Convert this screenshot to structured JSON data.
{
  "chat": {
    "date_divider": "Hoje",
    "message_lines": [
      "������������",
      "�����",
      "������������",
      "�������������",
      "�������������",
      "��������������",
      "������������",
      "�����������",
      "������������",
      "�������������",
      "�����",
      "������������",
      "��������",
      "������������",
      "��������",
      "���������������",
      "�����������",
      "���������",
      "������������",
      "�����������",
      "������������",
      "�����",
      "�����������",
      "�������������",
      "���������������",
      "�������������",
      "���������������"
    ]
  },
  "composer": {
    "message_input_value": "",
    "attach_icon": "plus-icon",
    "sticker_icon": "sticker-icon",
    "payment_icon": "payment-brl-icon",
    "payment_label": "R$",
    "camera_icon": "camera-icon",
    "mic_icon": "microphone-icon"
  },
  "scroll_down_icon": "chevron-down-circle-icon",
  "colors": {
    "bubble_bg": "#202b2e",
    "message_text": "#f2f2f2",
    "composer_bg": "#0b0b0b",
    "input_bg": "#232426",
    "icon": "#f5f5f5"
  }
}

..............................

*What to produce:*
Write out every line of the material again, exactly as it reads.

*Answer to the exercise:*
Convert this screenshot to structured JSON data.
{
  "chat": {
    "date_divider": "Hoje",
    "message_lines": [
      "������������",
      "�����",
      "������������",
      "�������������",
      "�������������",
      "��������������",
      "������������",
      "�����������",
      "������������",
      "�������������",
      "�����",
      "������������",
      "��������",
      "������������",
      "��������",
      "���������������",
      "�����������",
      "���������",
      "������������",
      "�����������",
      "������������",
      "�����",
      "�����������",
      "�������������",
      "���������������",
      "�������������",
      "���������������"
    ]
  },
  "composer": {
    "message_input_value": "",
    "attach_icon": "plus-icon",
    "sticker_icon": "sticker-icon",
    "payment_icon": "payment-brl-icon",
    "payment_label": "R$",
    "camera_icon": "camera-icon",
    "mic_icon": "microphone-icon"
  },
  "scroll_down_icon": "chevron-down-circle-icon",
  "colors": {
    "bubble_bg": "#202b2e",
    "message_text": "#f2f2f2",
    "composer_bg": "#0b0b0b",
    "input_bg": "#232426",
    "icon": "#f5f5f5"
  }
}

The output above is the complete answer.